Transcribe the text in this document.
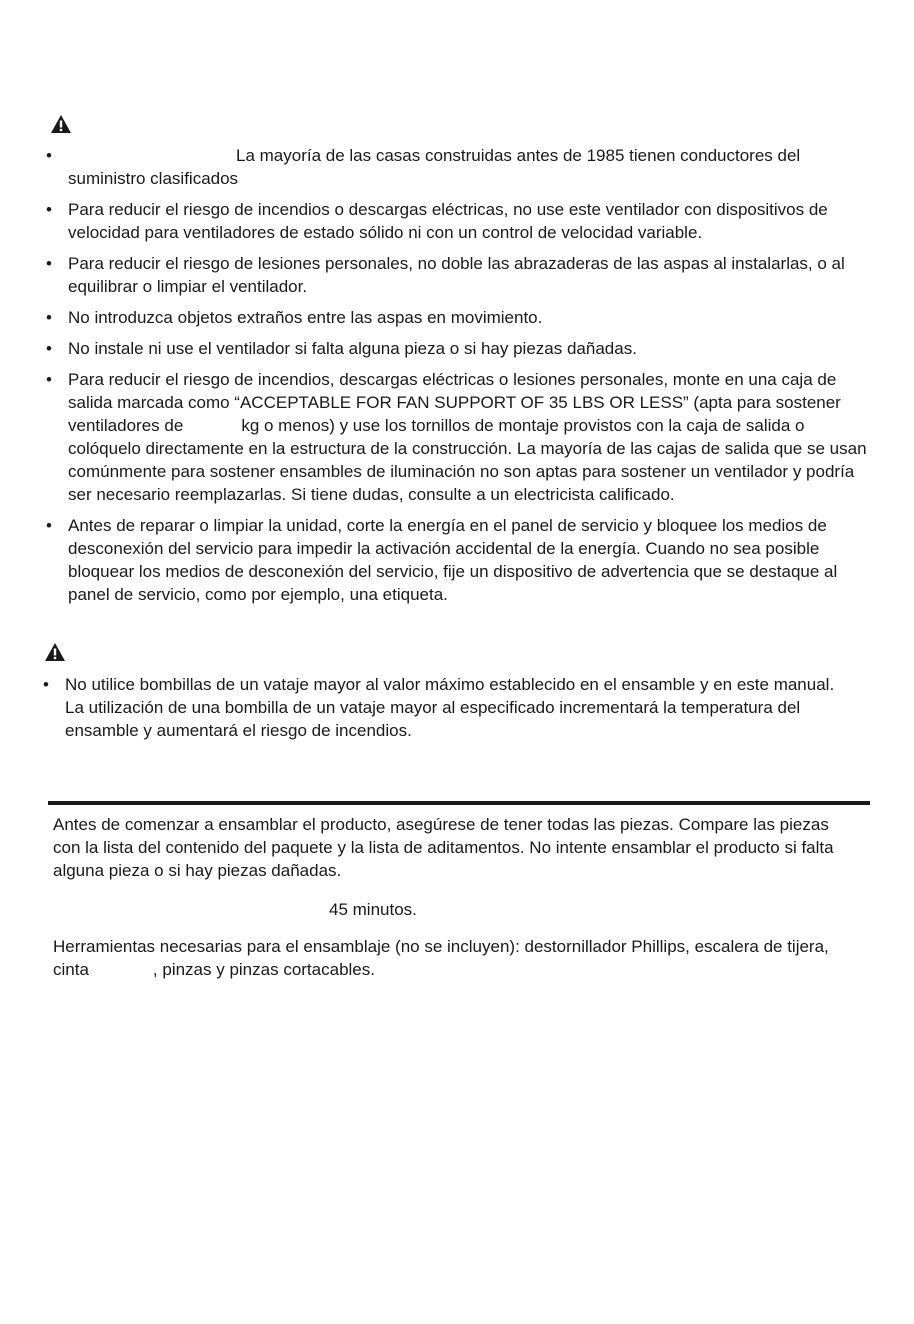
•	La mayoría de las casas construidas antes de 1985 tienen conductores del
suministro clasificados
• Para reducir el riesgo de incendios o descargas eléctricas, no use este ventilador con dispositivos de velocidad para ventiladores de estado sólido ni con un control de velocidad variable.
• Para reducir el riesgo de lesiones personales, no doble las abrazaderas de las aspas al instalarlas, o al equilibrar o limpiar el ventilador.
• No introduzca objetos extraños entre las aspas en movimiento.
• No instale ni use el ventilador si falta alguna pieza o si hay piezas dañadas.
• Para reducir el riesgo de incendios, descargas eléctricas o lesiones personales, monte en una caja de salida marcada como “ACCEPTABLE FOR FAN SUPPORT OF 35 LBS OR LESS” (apta para sostener ventiladores de	kg o menos) y use los tornillos de montaje provistos con la caja de salida o colóquelo directamente en la estructura de la construcción. La mayoría de las cajas de salida que se usan comúnmente para sostener ensambles de iluminación no son aptas para sostener un ventilador y podría ser necesario reemplazarlas. Si tiene dudas, consulte a un electricista calificado.
• Antes de reparar o limpiar la unidad, corte la energía en el panel de servicio y bloquee los medios de desconexión del servicio para impedir la activación accidental de la energía. Cuando no sea posible bloquear los medios de desconexión del servicio, fije un dispositivo de advertencia que se destaque al panel de servicio, como por ejemplo, una etiqueta.
• No utilice bombillas de un vataje mayor al valor máximo establecido en el ensamble y en este manual. La utilización de una bombilla de un vataje mayor al especificado incrementará la temperatura del ensamble y aumentará el riesgo de incendios.

Antes de comenzar a ensamblar el producto, asegúrese de tener todas las piezas. Compare las piezas con la lista del contenido del paquete y la lista de aditamentos. No intente ensamblar el producto si falta alguna pieza o si hay piezas dañadas.

45 minutos.

Herramientas necesarias para el ensamblaje (no se incluyen): destornillador Phillips, escalera de tijera, cinta	, pinzas y pinzas cortacables.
--
▸ **WHAT THE EXERCISE ASKS**
Excluding the pictures, reproduce every entry exactly as given.

▸ **ANSWER TO THIS TASK**
Transcribe the text in this document.
•	La mayoría de las casas construidas antes de 1985 tienen conductores del
suministro clasificados
• Para reducir el riesgo de incendios o descargas eléctricas, no use este ventilador con dispositivos de velocidad para ventiladores de estado sólido ni con un control de velocidad variable.
• Para reducir el riesgo de lesiones personales, no doble las abrazaderas de las aspas al instalarlas, o al equilibrar o limpiar el ventilador.
• No introduzca objetos extraños entre las aspas en movimiento.
• No instale ni use el ventilador si falta alguna pieza o si hay piezas dañadas.
• Para reducir el riesgo de incendios, descargas eléctricas o lesiones personales, monte en una caja de salida marcada como “ACCEPTABLE FOR FAN SUPPORT OF 35 LBS OR LESS” (apta para sostener ventiladores de	kg o menos) y use los tornillos de montaje provistos con la caja de salida o colóquelo directamente en la estructura de la construcción. La mayoría de las cajas de salida que se usan comúnmente para sostener ensambles de iluminación no son aptas para sostener un ventilador y podría ser necesario reemplazarlas. Si tiene dudas, consulte a un electricista calificado.
• Antes de reparar o limpiar la unidad, corte la energía en el panel de servicio y bloquee los medios de desconexión del servicio para impedir la activación accidental de la energía. Cuando no sea posible bloquear los medios de desconexión del servicio, fije un dispositivo de advertencia que se destaque al panel de servicio, como por ejemplo, una etiqueta.
• No utilice bombillas de un vataje mayor al valor máximo establecido en el ensamble y en este manual. La utilización de una bombilla de un vataje mayor al especificado incrementará la temperatura del ensamble y aumentará el riesgo de incendios.

Antes de comenzar a ensamblar el producto, asegúrese de tener todas las piezas. Compare las piezas con la lista del contenido del paquete y la lista de aditamentos. No intente ensamblar el producto si falta alguna pieza o si hay piezas dañadas.

45 minutos.

Herramientas necesarias para el ensamblaje (no se incluyen): destornillador Phillips, escalera de tijera, cinta	, pinzas y pinzas cortacables.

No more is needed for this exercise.